Leibhaftig mit Nomaden zog, nach eigener Auskunft, die Volkskundlerin Elsa Kamphoevener durch Kleinasien. Es ist gut hundert Jahre her. Sie beobachtete, dass anatolische Nomaden ihre Zelte nicht nur nach der Beschaffenheit des Bodens ausrichteten, sondern auch nach dem Stand der Gestirne. Noch wichtiger war die Position der Schlafdecke: Der Kopf musste in Richtung Mekka liegen. Sie selbst, ohne irgendeiner Religion zu huldigen, blieb auch nach ihrer Rückkehr in Deutschland bei dieser Gewohnheit und behauptete, gen Mekka am allerbesten zu schlafen.

+ + + +

• AUFGABE 1
Beantworten Sie anhand des Seitenauszugs die folgenden Fragen:
(a) Durch welche Gegend zog Elsa Kamphoevener mit Nomaden?
(b) Wonach richteten die anatolischen Nomaden ihre Zelte außer nach der Beschaffenheit des Bodens aus?
(c) In welche Richtung musste der Kopf auf der Schlafdecke liegen?
• AUFGABE 2
Schreiben Sie aus dem Seitenauszug den Abschnitt zwischen „Leibhaftig mit Nomaden“ und „allerbesten zu schlafen.“, beide eingeschlossen, wortgetreu ab.

• DATENABSCHNITT
+ + + +

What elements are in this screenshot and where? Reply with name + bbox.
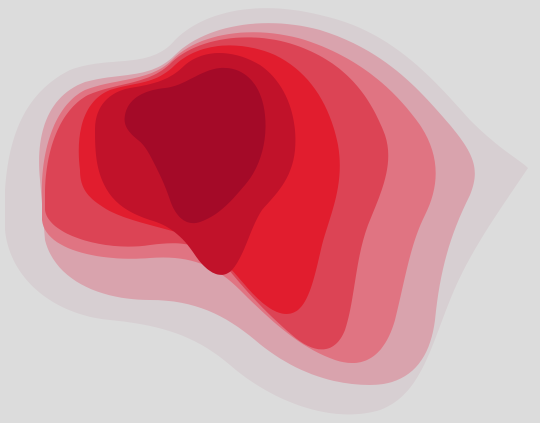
blob-layer-core: [124, 67, 266, 224]
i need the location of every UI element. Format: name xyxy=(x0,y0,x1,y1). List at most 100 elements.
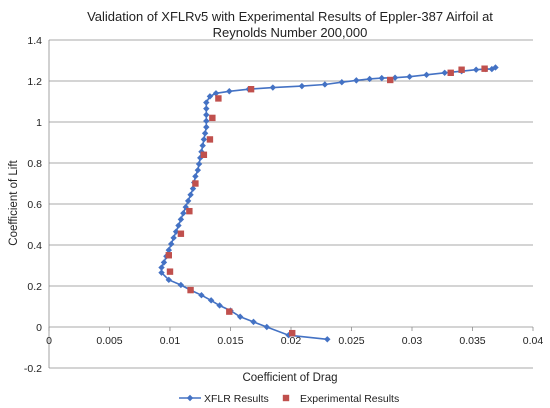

+ + + +

• ANTWORT 1
(a) Durch Kleinasien.
(b) Nach dem Stand der Gestirne.
(c) In Richtung Mekka.

• ANTWORT 2
Leibhaftig mit Nomaden zog, nach eigener Auskunft, die Volkskundlerin Elsa Kamphoevener durch Kleinasien. Es ist gut hundert Jahre her. Sie beobachtete, dass anatolische Nomaden ihre Zelte nicht nur nach der Beschaffenheit des Bodens ausrichteten, sondern auch nach dem Stand der Gestirne. Noch wichtiger war die Position der Schlafdecke: Der Kopf musste in Richtung Mekka liegen. Sie selbst, ohne irgendeiner Religion zu huldigen, blieb auch nach ihrer Rückkehr in Deutschland bei dieser Gewohnheit und behauptete, gen Mekka am allerbesten zu schlafen.